_OBJECTIVE_
Emit the data below verbatim, stripping out any pictures.
[EXERCISE INPUTS start]
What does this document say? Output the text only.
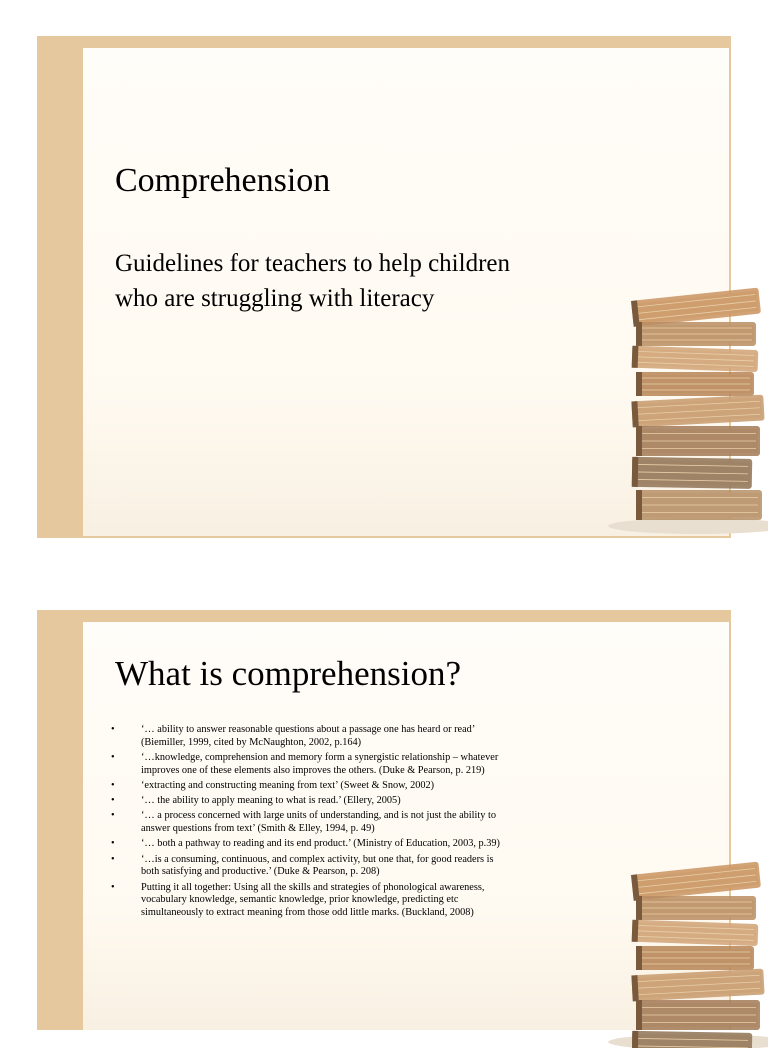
Comprehension

Guidelines for teachers to help children who are struggling with literacy

What is comprehension?
•	‘… ability to answer reasonable questions about a passage one has heard or read’ (Biemiller, 1999, cited by McNaughton, 2002, p.164)
•	‘…knowledge, comprehension and memory form a synergistic relationship – whatever improves one of these elements also improves the others. (Duke & Pearson, p. 219)
•	‘extracting and constructing meaning from text’ (Sweet & Snow, 2002)
•	‘… the ability to apply meaning to what is read.’ (Ellery, 2005)
•	‘… a process concerned with large units of understanding, and is not just the ability to answer questions from text’ (Smith & Elley, 1994, p. 49)
•	‘… both a pathway to reading and its end product.’ (Ministry of Education, 2003, p.39)
•	‘…is a consuming, continuous, and complex activity, but one that, for good readers is both satisfying and productive.’ (Duke & Pearson, p. 208)
•	Putting it all together: Using all the skills and strategies of phonological awareness, vocabulary knowledge, semantic knowledge, prior knowledge, predicting etc simultaneously to extract meaning from those odd little marks. (Buckland, 2008)
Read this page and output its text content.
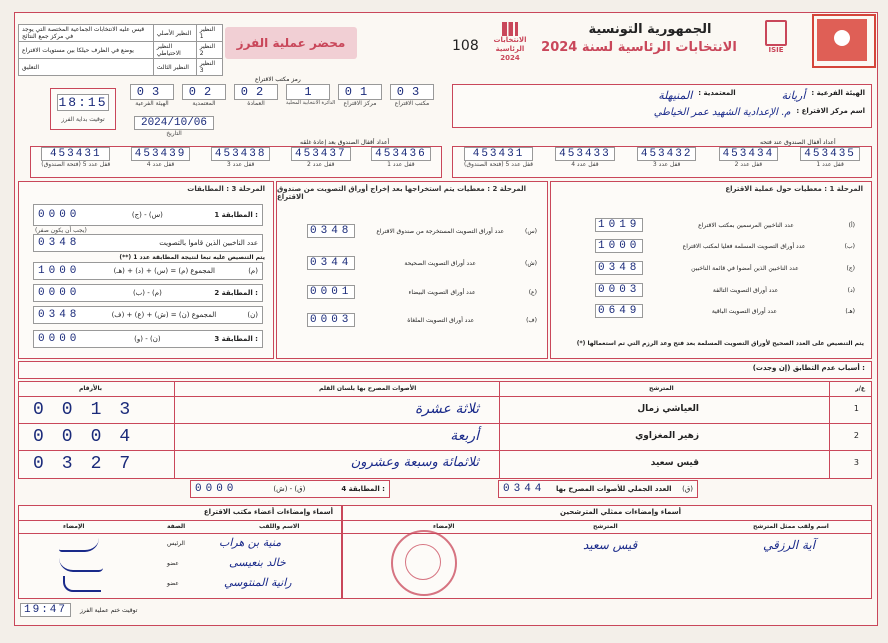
قيس عليه الانتخابات الجماعية المختصة التي يوجد في مركز جمع النتائج	النظير الأصلي	النظير 1
يوضع في الظرف حيلكا بين مستويات الاقتراع	النظير الاحتياطي	النظير 2
التعليق	النظير الثالث	النظير 3
محضر عملية الفرز	108	الانتخابات الرئاسية 2024
الجمهورية التونسية
الانتخابات الرئاسية لسنة 2024	ISIE
18:15
توقيت بداية الفرز
رمز مكتب الاقتراع
03
الهيئة الفرعية
02
المعتمدية
02
العمادة
1
الدائرة الانتخابية المحلية
01
مركز الاقتراع
03
مكتب الاقتراع
2024/10/06
التاريخ
الهيئة الفرعية :
أريانة
المعتمدية :
المنيهلة
اسم مركز الاقتراع :
م. الإعدادية الشهيد عمر الخياطي
أعداد أقفال الصندوق بعد إعادة غلقه
453431
قفل عدد 5 (فتحة الصندوق)
453439
قفل عدد 4
453438
قفل عدد 3
453437
قفل عدد 2
453436
قفل عدد 1
أعداد أقفال الصندوق عند فتحه
453431
قفل عدد 5 (فتحة الصندوق)
453433
قفل عدد 4
453432
قفل عدد 3
453434
قفل عدد 2
453435
قفل عدد 1
المرحلة 3 : المطابقات
0000	(ج) - (س)	المطابقة 1 :
(يجب أن يكون صفر)
0348	عدد الناخبين الذين قاموا بالتصويت
(**) يتم التنصيص عليه تبعا لنتيجة المطابقة عدد 1
1000	المجموع (م) = (س) + (د) + (هـ)	(م)
0000	(ب) - (م)	المطابقة 2 :
0348	المجموع (ن) = (ش) + (ع) + (ف)	(ن)
0000	(و) - (ن)	المطابقة 3 :
المرحلة 2 : معطيات يتم استخراجها بعد إخراج أوراق التصويت من صندوق الاقتراع
0348	عدد أوراق التصويت المستخرجة من صندوق الاقتراع	(س)
0344	عدد أوراق التصويت الصحيحة	(ش)
0001	عدد أوراق التصويت البيضاء	(ع)
0003	عدد أوراق التصويت الملغاة	(ف)
المرحلة 1 : معطيات حول عملية الاقتراع
1019	عدد الناخبين المرسمين بمكتب الاقتراع	(أ)
1000	عدد أوراق التصويت المسلمة فعليا لمكتب الاقتراع	(ب)
0348	عدد الناخبين الذين أمضوا في قائمة الناخبين	(ج)
0003	عدد أوراق التصويت التالفة	(د)
0649	عدد أوراق التصويت الباقية	(هـ)
(*) يتم التنصيص على العدد الصحيح لأوراق التصويت المسلمة بعد فتح وعد الرزم التي تم استعمالها
أسباب عدم التطابق (إن وجدت) :
بالأرقام	الأصوات المصرح بها بلسان القلم	المترشح	ع/ر
0013	ثلاثة عشرة	العياشي زمال	1
0004	أربعة	زهير المغزاوي	2
0327	ثلاثمائة وسبعة وعشرون	قيس سعيد	3
0000	(ش) - (ق)	المطابقة 4 :	0344 العدد الجملي للأصوات المصرح بها (ق)
أسماء وإمضاءات أعضاء مكتب الاقتراع
الإمضاء	الصفة	الاسم واللقب
منية بن هراب
الرئيس
خالد بنعيسى
عضو
رانية المنتوسي
عضو
أسماء وإمضاءات ممثلي المترشحين
الإمضاء	المترشح	اسم ولقب ممثل المترشح
آية الرزقي
قيس سعيد
19:47	توقيت ختم عملية الفرز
[EXERCISE INPUTS end]
_RESULT BELOW_
What does this document say? Output the text only.
Comprehension

Guidelines for teachers to help children who are struggling with literacy

What is comprehension?
•	‘… ability to answer reasonable questions about a passage one has heard or read’ (Biemiller, 1999, cited by McNaughton, 2002, p.164)
•	‘…knowledge, comprehension and memory form a synergistic relationship – whatever improves one of these elements also improves the others. (Duke & Pearson, p. 219)
•	‘extracting and constructing meaning from text’ (Sweet & Snow, 2002)
•	‘… the ability to apply meaning to what is read.’ (Ellery, 2005)
•	‘… a process concerned with large units of understanding, and is not just the ability to answer questions from text’ (Smith & Elley, 1994, p. 49)
•	‘… both a pathway to reading and its end product.’ (Ministry of Education, 2003, p.39)
•	‘…is a consuming, continuous, and complex activity, but one that, for good readers is both satisfying and productive.’ (Duke & Pearson, p. 208)
•	Putting it all together: Using all the skills and strategies of phonological awareness, vocabulary knowledge, semantic knowledge, prior knowledge, predicting etc simultaneously to extract meaning from those odd little marks. (Buckland, 2008)
Read this page and output its text content.
قيس عليه الانتخابات الجماعية المختصة التي يوجد في مركز جمع النتائج	النظير الأصلي	النظير 1
يوضع في الظرف حيلكا بين مستويات الاقتراع	النظير الاحتياطي	النظير 2
التعليق	النظير الثالث	النظير 3
محضر عملية الفرز	108	الانتخابات الرئاسية 2024
الجمهورية التونسية
الانتخابات الرئاسية لسنة 2024	ISIE
18:15
توقيت بداية الفرز
رمز مكتب الاقتراع
03
الهيئة الفرعية
02
المعتمدية
02
العمادة
1
الدائرة الانتخابية المحلية
01
مركز الاقتراع
03
مكتب الاقتراع
2024/10/06
التاريخ
الهيئة الفرعية :
أريانة
المعتمدية :
المنيهلة
اسم مركز الاقتراع :
م. الإعدادية الشهيد عمر الخياطي
أعداد أقفال الصندوق بعد إعادة غلقه
453431
قفل عدد 5 (فتحة الصندوق)
453439
قفل عدد 4
453438
قفل عدد 3
453437
قفل عدد 2
453436
قفل عدد 1
أعداد أقفال الصندوق عند فتحه
453431
قفل عدد 5 (فتحة الصندوق)
453433
قفل عدد 4
453432
قفل عدد 3
453434
قفل عدد 2
453435
قفل عدد 1
المرحلة 3 : المطابقات
0000	(ج) - (س)	المطابقة 1 :
(يجب أن يكون صفر)
0348	عدد الناخبين الذين قاموا بالتصويت
(**) يتم التنصيص عليه تبعا لنتيجة المطابقة عدد 1
1000	المجموع (م) = (س) + (د) + (هـ)	(م)
0000	(ب) - (م)	المطابقة 2 :
0348	المجموع (ن) = (ش) + (ع) + (ف)	(ن)
0000	(و) - (ن)	المطابقة 3 :
المرحلة 2 : معطيات يتم استخراجها بعد إخراج أوراق التصويت من صندوق الاقتراع
0348	عدد أوراق التصويت المستخرجة من صندوق الاقتراع	(س)
0344	عدد أوراق التصويت الصحيحة	(ش)
0001	عدد أوراق التصويت البيضاء	(ع)
0003	عدد أوراق التصويت الملغاة	(ف)
المرحلة 1 : معطيات حول عملية الاقتراع
1019	عدد الناخبين المرسمين بمكتب الاقتراع	(أ)
1000	عدد أوراق التصويت المسلمة فعليا لمكتب الاقتراع	(ب)
0348	عدد الناخبين الذين أمضوا في قائمة الناخبين	(ج)
0003	عدد أوراق التصويت التالفة	(د)
0649	عدد أوراق التصويت الباقية	(هـ)
(*) يتم التنصيص على العدد الصحيح لأوراق التصويت المسلمة بعد فتح وعد الرزم التي تم استعمالها
أسباب عدم التطابق (إن وجدت) :
بالأرقام	الأصوات المصرح بها بلسان القلم	المترشح	ع/ر
0013	ثلاثة عشرة	العياشي زمال	1
0004	أربعة	زهير المغزاوي	2
0327	ثلاثمائة وسبعة وعشرون	قيس سعيد	3
0000	(ش) - (ق)	المطابقة 4 :	0344 العدد الجملي للأصوات المصرح بها (ق)
أسماء وإمضاءات أعضاء مكتب الاقتراع
الإمضاء	الصفة	الاسم واللقب
منية بن هراب
الرئيس
خالد بنعيسى
عضو
رانية المنتوسي
عضو
أسماء وإمضاءات ممثلي المترشحين
الإمضاء	المترشح	اسم ولقب ممثل المترشح
آية الرزقي
قيس سعيد
19:47	توقيت ختم عملية الفرز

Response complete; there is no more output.